* _TASK PROMPT_: Tell how many lines in these records contain the string "name", with only the number as the reply.

* _LISTED ENTRIES_:
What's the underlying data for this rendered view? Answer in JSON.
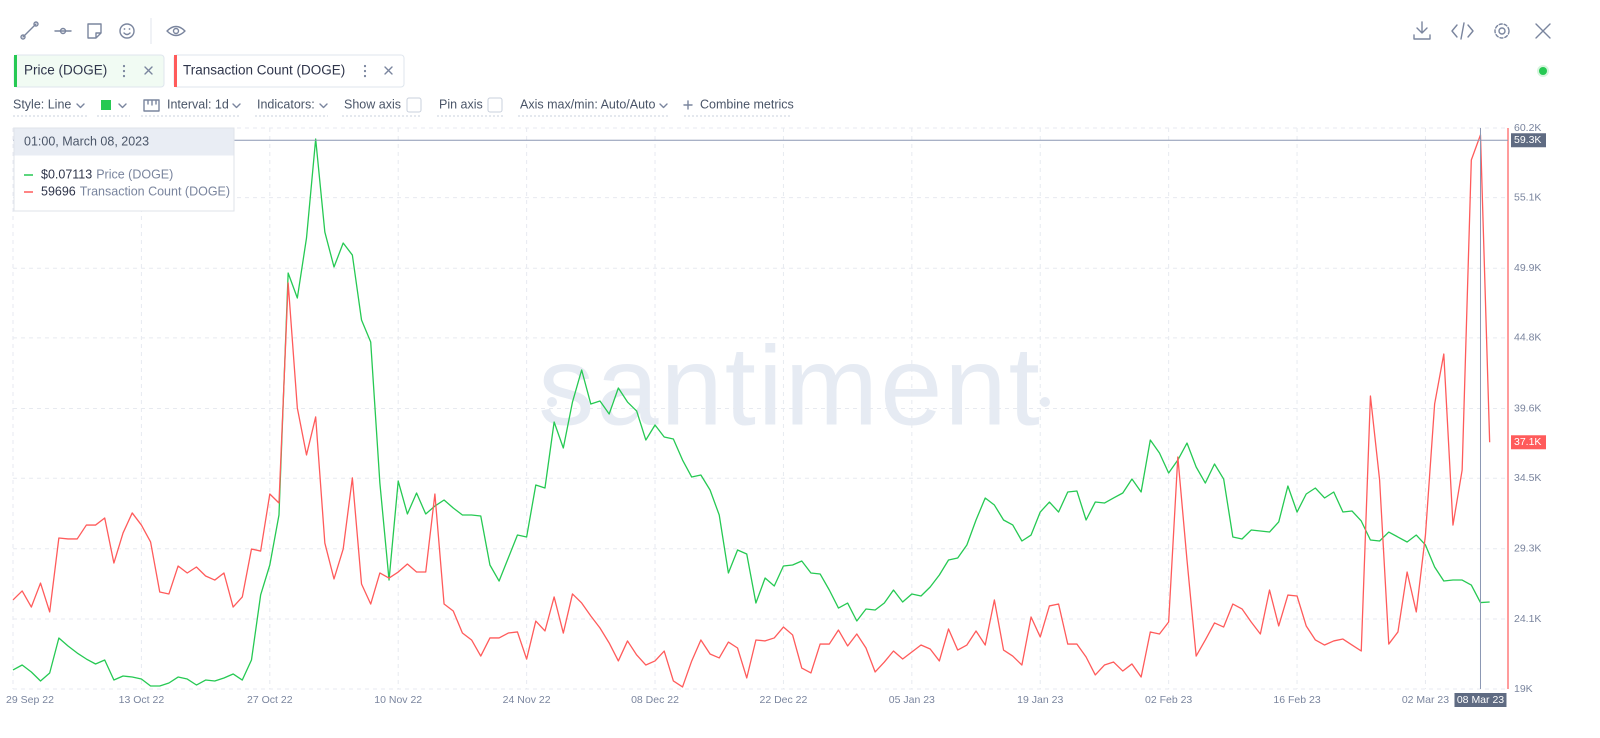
{
  "controls": {
    "style": "Style: Line",
    "interval": "Interval: 1d",
    "indicators": "Indicators:",
    "show_axis": "Show axis",
    "pin_axis": "Pin axis",
    "axis_minmax": "Axis max/min: Auto/Auto",
    "combine": "Combine metrics"
  },
  "chart_data": {
    "type": "line",
    "watermark": "santiment",
    "grid": true,
    "x": [
      "2022-09-29",
      "2022-09-30",
      "2022-10-01",
      "2022-10-02",
      "2022-10-03",
      "2022-10-04",
      "2022-10-05",
      "2022-10-06",
      "2022-10-07",
      "2022-10-08",
      "2022-10-09",
      "2022-10-10",
      "2022-10-11",
      "2022-10-12",
      "2022-10-13",
      "2022-10-14",
      "2022-10-15",
      "2022-10-16",
      "2022-10-17",
      "2022-10-18",
      "2022-10-19",
      "2022-10-20",
      "2022-10-21",
      "2022-10-22",
      "2022-10-23",
      "2022-10-24",
      "2022-10-25",
      "2022-10-26",
      "2022-10-27",
      "2022-10-28",
      "2022-10-29",
      "2022-10-30",
      "2022-10-31",
      "2022-11-01",
      "2022-11-02",
      "2022-11-03",
      "2022-11-04",
      "2022-11-05",
      "2022-11-06",
      "2022-11-07",
      "2022-11-08",
      "2022-11-09",
      "2022-11-10",
      "2022-11-11",
      "2022-11-12",
      "2022-11-13",
      "2022-11-14",
      "2022-11-15",
      "2022-11-16",
      "2022-11-17",
      "2022-11-18",
      "2022-11-19",
      "2022-11-20",
      "2022-11-21",
      "2022-11-22",
      "2022-11-23",
      "2022-11-24",
      "2022-11-25",
      "2022-11-26",
      "2022-11-27",
      "2022-11-28",
      "2022-11-29",
      "2022-11-30",
      "2022-12-01",
      "2022-12-02",
      "2022-12-03",
      "2022-12-04",
      "2022-12-05",
      "2022-12-06",
      "2022-12-07",
      "2022-12-08",
      "2022-12-09",
      "2022-12-10",
      "2022-12-11",
      "2022-12-12",
      "2022-12-13",
      "2022-12-14",
      "2022-12-15",
      "2022-12-16",
      "2022-12-17",
      "2022-12-18",
      "2022-12-19",
      "2022-12-20",
      "2022-12-21",
      "2022-12-22",
      "2022-12-23",
      "2022-12-24",
      "2022-12-25",
      "2022-12-26",
      "2022-12-27",
      "2022-12-28",
      "2022-12-29",
      "2022-12-30",
      "2022-12-31",
      "2023-01-01",
      "2023-01-02",
      "2023-01-03",
      "2023-01-04",
      "2023-01-05",
      "2023-01-06",
      "2023-01-07",
      "2023-01-08",
      "2023-01-09",
      "2023-01-10",
      "2023-01-11",
      "2023-01-12",
      "2023-01-13",
      "2023-01-14",
      "2023-01-15",
      "2023-01-16",
      "2023-01-17",
      "2023-01-18",
      "2023-01-19",
      "2023-01-20",
      "2023-01-21",
      "2023-01-22",
      "2023-01-23",
      "2023-01-24",
      "2023-01-25",
      "2023-01-26",
      "2023-01-27",
      "2023-01-28",
      "2023-01-29",
      "2023-01-30",
      "2023-01-31",
      "2023-02-01",
      "2023-02-02",
      "2023-02-03",
      "2023-02-04",
      "2023-02-05",
      "2023-02-06",
      "2023-02-07",
      "2023-02-08",
      "2023-02-09",
      "2023-02-10",
      "2023-02-11",
      "2023-02-12",
      "2023-02-13",
      "2023-02-14",
      "2023-02-15",
      "2023-02-16",
      "2023-02-17",
      "2023-02-18",
      "2023-02-19",
      "2023-02-20",
      "2023-02-21",
      "2023-02-22",
      "2023-02-23",
      "2023-02-24",
      "2023-02-25",
      "2023-02-26",
      "2023-02-27",
      "2023-02-28",
      "2023-03-01",
      "2023-03-02",
      "2023-03-03",
      "2023-03-04",
      "2023-03-05",
      "2023-03-06",
      "2023-03-07",
      "2023-03-08",
      "2023-03-09"
    ],
    "xlim": [
      "2022-09-29",
      "2023-03-11"
    ],
    "xticks": [
      {
        "value": "2022-09-29",
        "label": "29 Sep 22"
      },
      {
        "value": "2022-10-13",
        "label": "13 Oct 22"
      },
      {
        "value": "2022-10-27",
        "label": "27 Oct 22"
      },
      {
        "value": "2022-11-10",
        "label": "10 Nov 22"
      },
      {
        "value": "2022-11-24",
        "label": "24 Nov 22"
      },
      {
        "value": "2022-12-08",
        "label": "08 Dec 22"
      },
      {
        "value": "2022-12-22",
        "label": "22 Dec 22"
      },
      {
        "value": "2023-01-05",
        "label": "05 Jan 23"
      },
      {
        "value": "2023-01-19",
        "label": "19 Jan 23"
      },
      {
        "value": "2023-02-02",
        "label": "02 Feb 23"
      },
      {
        "value": "2023-02-16",
        "label": "16 Feb 23"
      },
      {
        "value": "2023-03-02",
        "label": "02 Mar 23"
      }
    ],
    "ylim": [
      19000,
      60200
    ],
    "yticks": [
      {
        "value": 60200,
        "label": "60.2K"
      },
      {
        "value": 55090,
        "label": "55.1K"
      },
      {
        "value": 49900,
        "label": "49.9K"
      },
      {
        "value": 44790,
        "label": "44.8K"
      },
      {
        "value": 39600,
        "label": "39.6K"
      },
      {
        "value": 34480,
        "label": "34.5K"
      },
      {
        "value": 29300,
        "label": "29.3K"
      },
      {
        "value": 24140,
        "label": "24.1K"
      },
      {
        "value": 19000,
        "label": "19K"
      }
    ],
    "y2lim": [
      0.0564,
      0.152
    ],
    "series": [
      {
        "name": "Price (DOGE)",
        "color": "#26c953",
        "axis": "y2",
        "values": [
          0.05964,
          0.06049,
          0.0593,
          0.05776,
          0.05913,
          0.06509,
          0.06373,
          0.06253,
          0.06151,
          0.06066,
          0.06134,
          0.05793,
          0.05862,
          0.05844,
          0.0581,
          0.05691,
          0.05691,
          0.05742,
          0.05844,
          0.0581,
          0.05708,
          0.05793,
          0.05776,
          0.05827,
          0.05896,
          0.05793,
          0.06134,
          0.07242,
          0.07753,
          0.08605,
          0.12729,
          0.12303,
          0.13325,
          0.15012,
          0.13427,
          0.12831,
          0.1324,
          0.13035,
          0.11928,
          0.11553,
          0.0915,
          0.07497,
          0.09184,
          0.08622,
          0.0898,
          0.08622,
          0.08758,
          0.08861,
          0.08724,
          0.08605,
          0.08605,
          0.08588,
          0.07753,
          0.0748,
          0.07872,
          0.08264,
          0.0823,
          0.09116,
          0.09065,
          0.1019,
          0.09747,
          0.1053,
          0.11076,
          0.10496,
          0.10548,
          0.10326,
          0.10769,
          0.1053,
          0.10377,
          0.09883,
          0.10139,
          0.09934,
          0.099,
          0.09542,
          0.09252,
          0.09287,
          0.09031,
          0.08605,
          0.07617,
          0.08009,
          0.0794,
          0.07105,
          0.07531,
          0.07395,
          0.07736,
          0.07753,
          0.07821,
          0.07617,
          0.076,
          0.07327,
          0.0702,
          0.07105,
          0.06799,
          0.07003,
          0.06986,
          0.07105,
          0.07327,
          0.07122,
          0.07259,
          0.07225,
          0.07378,
          0.07583,
          0.07838,
          0.07872,
          0.08094,
          0.0852,
          0.08895,
          0.08775,
          0.0852,
          0.08435,
          0.08162,
          0.08264,
          0.08656,
          0.08826,
          0.08656,
          0.08997,
          0.09014,
          0.0852,
          0.08826,
          0.08809,
          0.08895,
          0.0898,
          0.09218,
          0.08997,
          0.09883,
          0.09661,
          0.09321,
          0.09542,
          0.09832,
          0.09423,
          0.0915,
          0.09474,
          0.09218,
          0.0823,
          0.08196,
          0.08349,
          0.08332,
          0.08315,
          0.08486,
          0.09099,
          0.08656,
          0.08963,
          0.09065,
          0.08895,
          0.08997,
          0.08656,
          0.08673,
          0.08503,
          0.08179,
          0.08162,
          0.08315,
          0.0823,
          0.08145,
          0.08264,
          0.08094,
          0.07719,
          0.0748,
          0.07497,
          0.07497,
          0.07412,
          0.07113,
          0.07122
        ]
      },
      {
        "name": "Transaction Count (DOGE)",
        "color": "#ff5b5b",
        "last_label": "37.1K",
        "values": [
          25540,
          26200,
          25020,
          26780,
          24660,
          30090,
          30020,
          30020,
          31040,
          31040,
          31560,
          28250,
          30460,
          31930,
          31040,
          29800,
          26120,
          25980,
          28030,
          27520,
          27960,
          27300,
          27000,
          27520,
          25020,
          25760,
          29280,
          29130,
          33320,
          32660,
          48820,
          39640,
          36190,
          38980,
          29720,
          27080,
          29280,
          34500,
          26710,
          25240,
          27520,
          27150,
          27590,
          28180,
          27590,
          27590,
          33320,
          25240,
          24730,
          23110,
          22600,
          21420,
          22750,
          22750,
          23110,
          23190,
          21200,
          23990,
          23260,
          25760,
          23110,
          25980,
          25320,
          24360,
          23480,
          22380,
          21060,
          22530,
          21500,
          20760,
          21060,
          21790,
          19590,
          19150,
          21060,
          22600,
          21570,
          21280,
          22450,
          22010,
          19810,
          22600,
          22530,
          22750,
          23550,
          22970,
          20540,
          20180,
          22300,
          22300,
          23330,
          22160,
          23040,
          22010,
          20250,
          20980,
          21790,
          21200,
          21720,
          22230,
          21940,
          21060,
          23410,
          21860,
          22230,
          23260,
          22230,
          25540,
          21860,
          21420,
          20760,
          24290,
          22820,
          25100,
          25240,
          22300,
          22300,
          21350,
          20030,
          20760,
          20980,
          20320,
          20840,
          19880,
          23190,
          23040,
          23920,
          36040,
          28470,
          21420,
          22600,
          23850,
          23550,
          25240,
          24880,
          23920,
          23040,
          26270,
          23630,
          25900,
          25830,
          23630,
          22600,
          22230,
          22530,
          22670,
          22230,
          21790,
          40520,
          34350,
          22300,
          23190,
          27590,
          24660,
          30310,
          39930,
          43600,
          31040,
          35080,
          57850,
          59696,
          37120
        ]
      }
    ],
    "hover": {
      "x": "2023-03-08",
      "x_label": "08 Mar 23",
      "y": 59300,
      "y_label": "59.3K"
    },
    "tooltip": {
      "title": "01:00, March 08, 2023",
      "values": [
        {
          "value": 0.07113,
          "label": "$0.07113"
        },
        59696
      ]
    }
  }
}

* _OUTPUT_: 2